-- start of Exercise inputs --

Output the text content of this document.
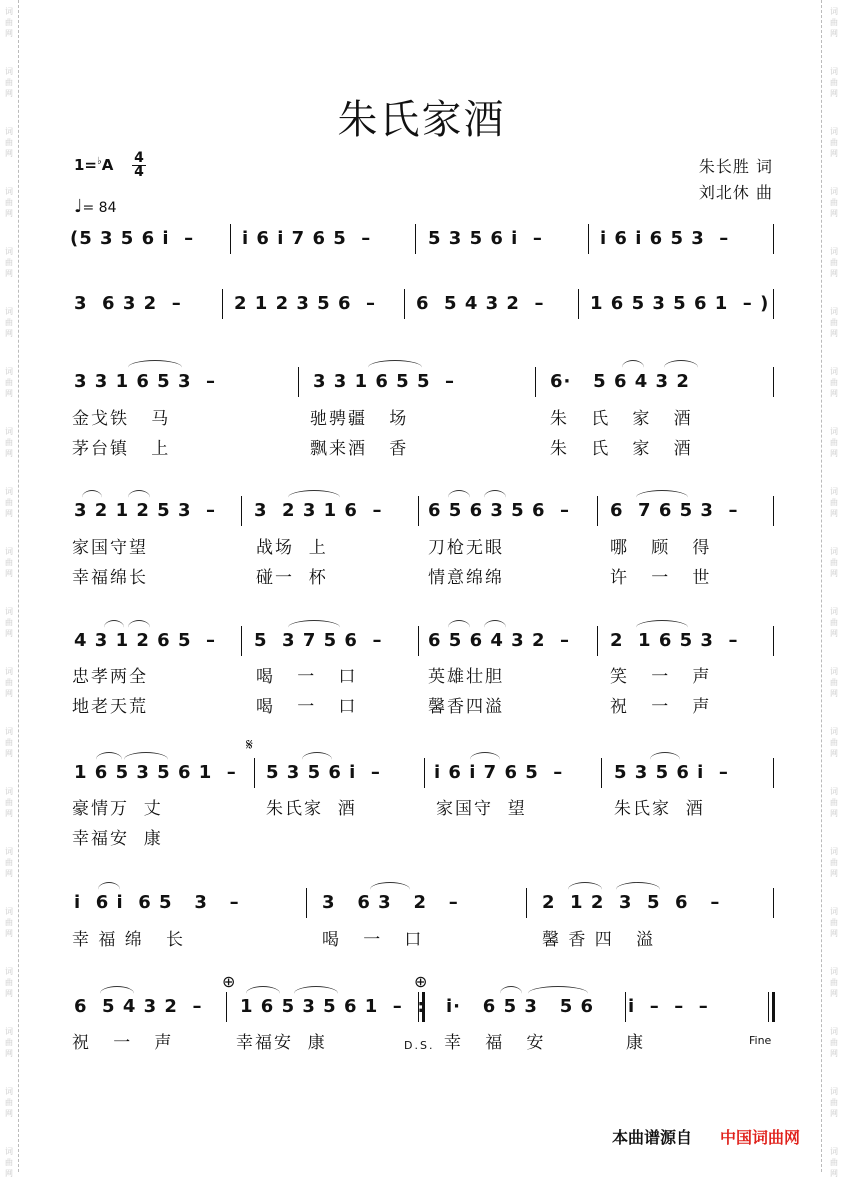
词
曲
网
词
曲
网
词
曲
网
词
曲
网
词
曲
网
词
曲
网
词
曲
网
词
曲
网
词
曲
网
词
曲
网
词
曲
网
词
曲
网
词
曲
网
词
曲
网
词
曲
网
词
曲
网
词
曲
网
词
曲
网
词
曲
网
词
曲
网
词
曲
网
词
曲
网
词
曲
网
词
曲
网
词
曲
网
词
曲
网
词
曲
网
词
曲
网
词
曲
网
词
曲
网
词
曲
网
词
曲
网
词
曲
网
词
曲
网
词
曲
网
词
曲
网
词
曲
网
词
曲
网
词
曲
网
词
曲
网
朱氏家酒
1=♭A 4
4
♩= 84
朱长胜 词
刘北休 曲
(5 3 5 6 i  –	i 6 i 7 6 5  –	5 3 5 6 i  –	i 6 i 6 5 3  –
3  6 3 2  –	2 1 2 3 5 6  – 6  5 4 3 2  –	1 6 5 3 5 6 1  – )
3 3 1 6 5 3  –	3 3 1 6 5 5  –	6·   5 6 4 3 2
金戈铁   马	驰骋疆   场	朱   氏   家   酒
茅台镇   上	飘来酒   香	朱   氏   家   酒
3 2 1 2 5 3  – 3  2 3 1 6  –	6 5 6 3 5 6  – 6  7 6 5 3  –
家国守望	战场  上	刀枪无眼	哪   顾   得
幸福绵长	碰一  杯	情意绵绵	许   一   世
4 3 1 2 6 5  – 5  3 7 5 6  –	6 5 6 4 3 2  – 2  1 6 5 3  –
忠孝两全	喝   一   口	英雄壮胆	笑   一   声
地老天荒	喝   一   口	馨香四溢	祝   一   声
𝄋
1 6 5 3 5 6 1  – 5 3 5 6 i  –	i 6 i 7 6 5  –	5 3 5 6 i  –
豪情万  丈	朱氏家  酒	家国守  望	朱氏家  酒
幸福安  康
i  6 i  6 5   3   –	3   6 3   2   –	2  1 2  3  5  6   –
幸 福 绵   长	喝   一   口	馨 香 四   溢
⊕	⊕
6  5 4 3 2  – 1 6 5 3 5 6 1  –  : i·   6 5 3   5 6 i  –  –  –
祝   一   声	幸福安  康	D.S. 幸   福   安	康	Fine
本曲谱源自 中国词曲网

-- end of Exercise inputs --
-- start of Exercise inputs --

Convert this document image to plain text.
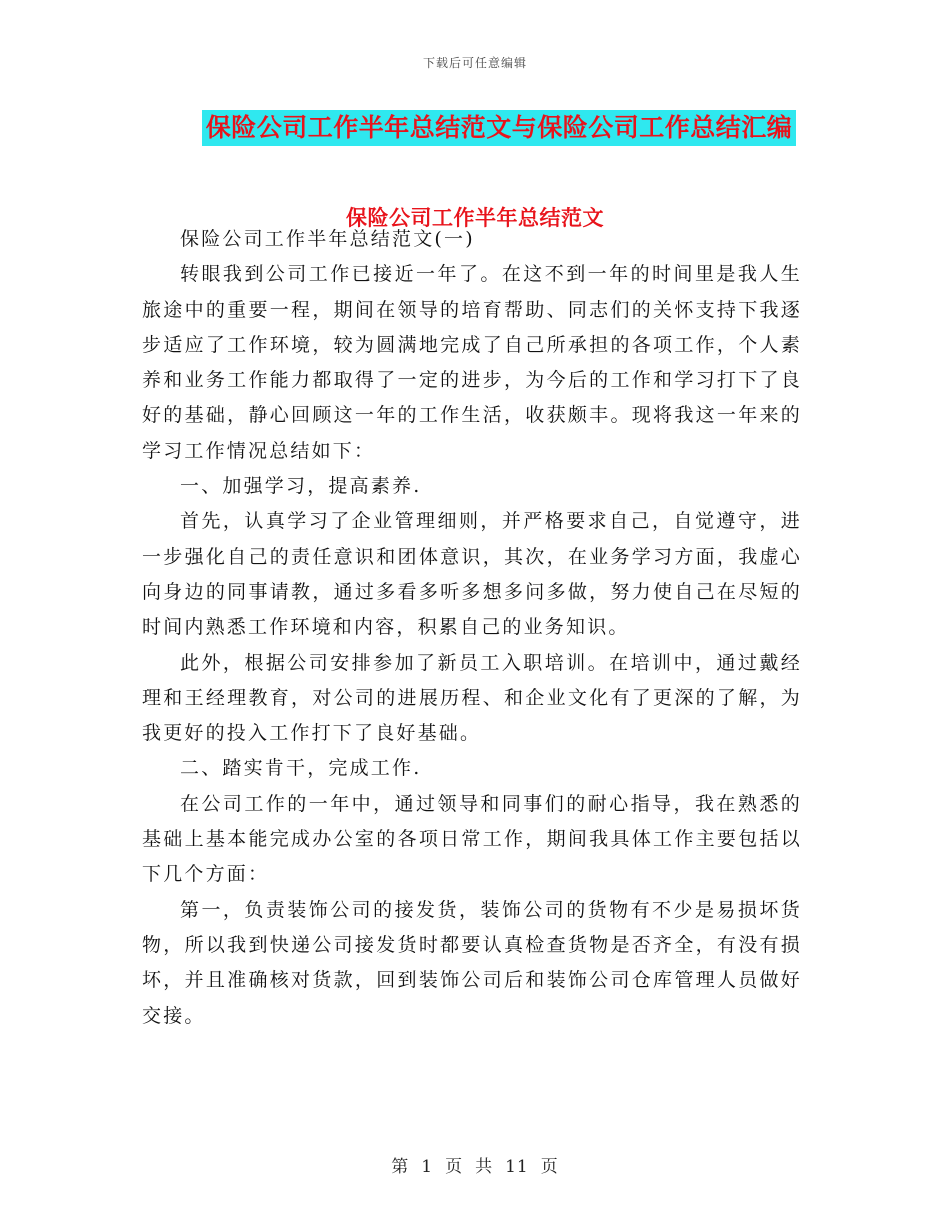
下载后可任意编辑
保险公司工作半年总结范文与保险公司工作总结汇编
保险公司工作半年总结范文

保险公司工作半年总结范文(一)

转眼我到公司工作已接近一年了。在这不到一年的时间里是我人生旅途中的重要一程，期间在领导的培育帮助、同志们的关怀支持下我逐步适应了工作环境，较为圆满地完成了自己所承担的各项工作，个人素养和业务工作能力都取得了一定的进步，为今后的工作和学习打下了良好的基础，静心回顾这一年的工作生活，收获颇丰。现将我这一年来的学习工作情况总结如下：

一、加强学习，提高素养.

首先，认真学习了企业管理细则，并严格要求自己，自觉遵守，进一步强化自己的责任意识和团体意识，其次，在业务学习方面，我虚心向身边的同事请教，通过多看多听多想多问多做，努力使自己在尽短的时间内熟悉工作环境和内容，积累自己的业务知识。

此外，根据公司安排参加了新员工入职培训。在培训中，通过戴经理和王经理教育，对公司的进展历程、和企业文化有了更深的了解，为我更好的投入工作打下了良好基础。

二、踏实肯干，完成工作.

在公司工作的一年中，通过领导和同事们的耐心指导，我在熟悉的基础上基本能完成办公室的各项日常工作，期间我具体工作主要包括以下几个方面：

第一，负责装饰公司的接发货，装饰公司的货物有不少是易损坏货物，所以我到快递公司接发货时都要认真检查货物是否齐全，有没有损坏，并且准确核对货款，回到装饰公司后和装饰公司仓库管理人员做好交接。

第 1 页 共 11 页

-- end of Exercise inputs --

*Task prompt*:
Copy each line holding the word "text" from the listing above.

*Reply to the exercise*:
Output the text content of this document.
Convert this document image to plain text.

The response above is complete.